BRIEF DESCRIPTION OF THE DRAWINGS

Some embodiments are illustrated by way of example and not limitation in the figures of the accompanying drawings.

FIG. 1A shows various angles of an ultrasonic e-cigarette device, according to some embodiments.

FIG. 1B is an exploded view of components of the ultrasonic e-cigarette device, according to some embodiments.

FIG. 2 shows diagrams of different views of example cap and mouthpiece components of the ultrasonic e-cigarette device, according to some embodiments.

FIG. 3 shows exploded view diagrams of the emission chamber of the ultrasonic e-cigarette device, according to some embodiments.

FIG. 4 shows various angles of the assembled emission chamber of the ultrasonic e-cigarette device, according to some embodiments.

FIG. 5 shows various angles of the liquid container and outer container wall of the ultrasonic e-cigarette device, according to some embodiments.

FIG. 6 shows an exploded view of an alternative implementation for an ultrasonic e-cigarette device, according to some embodiments.

FIG. 7 shows an exploded view of the spray disk housing of the alternative design, according to some embodiments.

FIGS. 8A-8C show various angles of an assembled spray disk housing of the alternative design, according to some embodiments.

FIGS. 9A-9B show various angles of the liquid container system of the alternative design, according to some embodiments.

FIG. 10 shows various dimensions of the liquid container system, according to some embodiments.

FIGS. 11A-11B show various angles of the liquid container, according to some embodiments.

DETAILED DESCRIPTION

The following detailed description should be read with reference to the drawings, in which identical reference numbers refer to like elements throughout the different figures. The drawings, which are not necessarily to scale, depict selective embodiments and are not intended to limit the scope of the invention. The detailed description illustrates by way of example, not by way of limitation, the principles of the invention. This description will clearly enable one skilled in the art to make and use the invention, and describes several embodiments, adaptations, variations, alternatives and uses of the invention, including what is presently believed to be the best mode of carrying out the invention. As used in this specification and the appended claims, the singular forms “a,” “an,” and “the” include plural referents unless the context clearly indicates otherwise.
Conventional e-cigarette devices tend to rely on inducing high temperatures of a metal component configured to heat a liquid in the e-cigarette, thus vaporizing the liquid that can be breathed in. The liquid typically contains nicotine and flavorings blended into a solution of 50% propylene glycol (PG) and 50% vegetable glycerin (VG), which is vaporized through an atomizer (resister) at about 200 degrees Celsius. Problems with conventional e-cigarettes may include the possibility of burning metal and subsequent breathing in of the metal along with the burnt liquid. In addition, some may not prefer the burnt smell caused by the heated liquid. In addition, a conventional e-cigarette may be designed to create a substantial amount of smoke, simulated by the burnt liquid, that can be akin to second-hand smoke.

Data records →
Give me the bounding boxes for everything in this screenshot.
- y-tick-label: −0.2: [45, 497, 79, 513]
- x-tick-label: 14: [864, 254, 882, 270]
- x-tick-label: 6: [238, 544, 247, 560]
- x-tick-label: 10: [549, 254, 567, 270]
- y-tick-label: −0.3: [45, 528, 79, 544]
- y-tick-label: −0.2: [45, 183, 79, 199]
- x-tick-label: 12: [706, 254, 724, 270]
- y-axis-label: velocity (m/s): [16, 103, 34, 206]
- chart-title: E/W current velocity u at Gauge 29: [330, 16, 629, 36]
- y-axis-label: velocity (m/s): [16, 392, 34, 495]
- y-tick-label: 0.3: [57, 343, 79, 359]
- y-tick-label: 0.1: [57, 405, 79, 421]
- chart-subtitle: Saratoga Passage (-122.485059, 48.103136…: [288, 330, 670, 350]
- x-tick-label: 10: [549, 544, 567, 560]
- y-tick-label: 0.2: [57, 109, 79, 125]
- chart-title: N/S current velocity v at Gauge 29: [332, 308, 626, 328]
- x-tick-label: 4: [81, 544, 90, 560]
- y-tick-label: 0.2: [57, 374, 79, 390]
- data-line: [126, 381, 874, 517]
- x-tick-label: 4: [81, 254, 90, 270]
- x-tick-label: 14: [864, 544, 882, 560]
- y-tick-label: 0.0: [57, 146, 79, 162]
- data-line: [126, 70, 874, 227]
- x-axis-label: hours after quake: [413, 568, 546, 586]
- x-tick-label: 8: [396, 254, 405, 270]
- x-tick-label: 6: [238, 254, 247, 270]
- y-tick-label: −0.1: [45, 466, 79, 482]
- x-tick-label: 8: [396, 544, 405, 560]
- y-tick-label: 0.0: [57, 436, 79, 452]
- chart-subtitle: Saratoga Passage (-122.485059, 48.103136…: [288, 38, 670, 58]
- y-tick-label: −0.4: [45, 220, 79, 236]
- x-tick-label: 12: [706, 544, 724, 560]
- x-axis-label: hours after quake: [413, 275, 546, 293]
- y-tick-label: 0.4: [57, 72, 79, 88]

What is required →
Replace "alternative design" with "second design" and reproduce the e-cigarette passage between "FIG. 6 shows" and "system, according to some embodiments.", inclusive.

Solved problem →
FIG. 6 shows an exploded view of an alternative implementation for an ultrasonic e-cigarette device, according to some embodiments.

FIG. 7 shows an exploded view of the spray disk housing of the second design, according to some embodiments.

FIGS. 8A-8C show various angles of an assembled spray disk housing of the second design, according to some embodiments.

FIGS. 9A-9B show various angles of the liquid container system of the second design, according to some embodiments.

FIG. 10 shows various dimensions of the liquid container system, according to some embodiments.